[Recorded information]:

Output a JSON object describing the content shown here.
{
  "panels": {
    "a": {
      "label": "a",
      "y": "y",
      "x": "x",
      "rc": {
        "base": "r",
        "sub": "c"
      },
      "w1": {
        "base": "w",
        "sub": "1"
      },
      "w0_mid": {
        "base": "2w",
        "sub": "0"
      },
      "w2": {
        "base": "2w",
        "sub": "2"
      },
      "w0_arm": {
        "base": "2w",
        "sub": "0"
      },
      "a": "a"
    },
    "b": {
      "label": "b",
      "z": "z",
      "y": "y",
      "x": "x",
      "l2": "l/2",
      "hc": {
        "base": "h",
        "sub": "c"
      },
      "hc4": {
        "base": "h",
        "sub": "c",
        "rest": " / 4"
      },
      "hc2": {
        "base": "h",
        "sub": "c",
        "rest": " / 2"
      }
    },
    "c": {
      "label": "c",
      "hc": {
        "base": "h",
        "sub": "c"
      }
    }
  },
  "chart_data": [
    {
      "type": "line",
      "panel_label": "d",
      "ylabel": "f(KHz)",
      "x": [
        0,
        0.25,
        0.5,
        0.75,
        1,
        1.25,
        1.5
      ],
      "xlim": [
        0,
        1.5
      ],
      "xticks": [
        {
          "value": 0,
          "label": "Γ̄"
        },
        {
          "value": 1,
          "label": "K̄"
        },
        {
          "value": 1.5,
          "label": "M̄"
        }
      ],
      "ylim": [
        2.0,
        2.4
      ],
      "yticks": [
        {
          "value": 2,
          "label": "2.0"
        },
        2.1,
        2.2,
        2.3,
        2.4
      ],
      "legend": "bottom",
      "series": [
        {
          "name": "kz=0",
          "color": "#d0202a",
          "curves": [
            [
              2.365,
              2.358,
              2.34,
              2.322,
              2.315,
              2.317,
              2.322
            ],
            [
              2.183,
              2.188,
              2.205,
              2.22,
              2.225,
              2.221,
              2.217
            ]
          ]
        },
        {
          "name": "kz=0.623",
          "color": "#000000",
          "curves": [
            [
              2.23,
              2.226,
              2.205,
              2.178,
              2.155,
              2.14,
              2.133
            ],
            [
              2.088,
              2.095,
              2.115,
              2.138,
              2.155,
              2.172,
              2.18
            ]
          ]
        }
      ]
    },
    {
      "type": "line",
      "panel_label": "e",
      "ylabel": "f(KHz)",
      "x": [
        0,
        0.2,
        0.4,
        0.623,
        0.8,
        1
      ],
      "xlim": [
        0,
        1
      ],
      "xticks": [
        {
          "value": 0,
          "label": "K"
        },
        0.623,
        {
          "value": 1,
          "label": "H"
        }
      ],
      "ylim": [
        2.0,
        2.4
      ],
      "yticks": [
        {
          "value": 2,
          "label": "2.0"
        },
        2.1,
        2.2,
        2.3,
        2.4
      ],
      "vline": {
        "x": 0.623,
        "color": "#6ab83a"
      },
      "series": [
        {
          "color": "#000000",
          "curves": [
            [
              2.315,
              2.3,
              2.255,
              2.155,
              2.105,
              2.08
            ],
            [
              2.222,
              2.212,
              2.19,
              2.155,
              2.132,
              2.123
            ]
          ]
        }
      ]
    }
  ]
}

[Problem]: Reproduce the data shown above exactly.

[Written reply]:
Output a JSON object describing the content shown here.
{
  "panels": {
    "a": {
      "label": "a",
      "y": "y",
      "x": "x",
      "rc": {
        "base": "r",
        "sub": "c"
      },
      "w1": {
        "base": "w",
        "sub": "1"
      },
      "w0_mid": {
        "base": "2w",
        "sub": "0"
      },
      "w2": {
        "base": "2w",
        "sub": "2"
      },
      "w0_arm": {
        "base": "2w",
        "sub": "0"
      },
      "a": "a"
    },
    "b": {
      "label": "b",
      "z": "z",
      "y": "y",
      "x": "x",
      "l2": "l/2",
      "hc": {
        "base": "h",
        "sub": "c"
      },
      "hc4": {
        "base": "h",
        "sub": "c",
        "rest": " / 4"
      },
      "hc2": {
        "base": "h",
        "sub": "c",
        "rest": " / 2"
      }
    },
    "c": {
      "label": "c",
      "hc": {
        "base": "h",
        "sub": "c"
      }
    }
  },
  "chart_data": [
    {
      "type": "line",
      "panel_label": "d",
      "ylabel": "f(KHz)",
      "x": [
        0,
        0.25,
        0.5,
        0.75,
        1,
        1.25,
        1.5
      ],
      "xlim": [
        0,
        1.5
      ],
      "xticks": [
        {
          "value": 0,
          "label": "Γ̄"
        },
        {
          "value": 1,
          "label": "K̄"
        },
        {
          "value": 1.5,
          "label": "M̄"
        }
      ],
      "ylim": [
        2.0,
        2.4
      ],
      "yticks": [
        {
          "value": 2,
          "label": "2.0"
        },
        2.1,
        2.2,
        2.3,
        2.4
      ],
      "legend": "bottom",
      "series": [
        {
          "name": "kz=0",
          "color": "#d0202a",
          "curves": [
            [
              2.365,
              2.358,
              2.34,
              2.322,
              2.315,
              2.317,
              2.322
            ],
            [
              2.183,
              2.188,
              2.205,
              2.22,
              2.225,
              2.221,
              2.217
            ]
          ]
        },
        {
          "name": "kz=0.623",
          "color": "#000000",
          "curves": [
            [
              2.23,
              2.226,
              2.205,
              2.178,
              2.155,
              2.14,
              2.133
            ],
            [
              2.088,
              2.095,
              2.115,
              2.138,
              2.155,
              2.172,
              2.18
            ]
          ]
        }
      ]
    },
    {
      "type": "line",
      "panel_label": "e",
      "ylabel": "f(KHz)",
      "x": [
        0,
        0.2,
        0.4,
        0.623,
        0.8,
        1
      ],
      "xlim": [
        0,
        1
      ],
      "xticks": [
        {
          "value": 0,
          "label": "K"
        },
        0.623,
        {
          "value": 1,
          "label": "H"
        }
      ],
      "ylim": [
        2.0,
        2.4
      ],
      "yticks": [
        {
          "value": 2,
          "label": "2.0"
        },
        2.1,
        2.2,
        2.3,
        2.4
      ],
      "vline": {
        "x": 0.623,
        "color": "#6ab83a"
      },
      "series": [
        {
          "color": "#000000",
          "curves": [
            [
              2.315,
              2.3,
              2.255,
              2.155,
              2.105,
              2.08
            ],
            [
              2.222,
              2.212,
              2.19,
              2.155,
              2.132,
              2.123
            ]
          ]
        }
      ]
    }
  ]
}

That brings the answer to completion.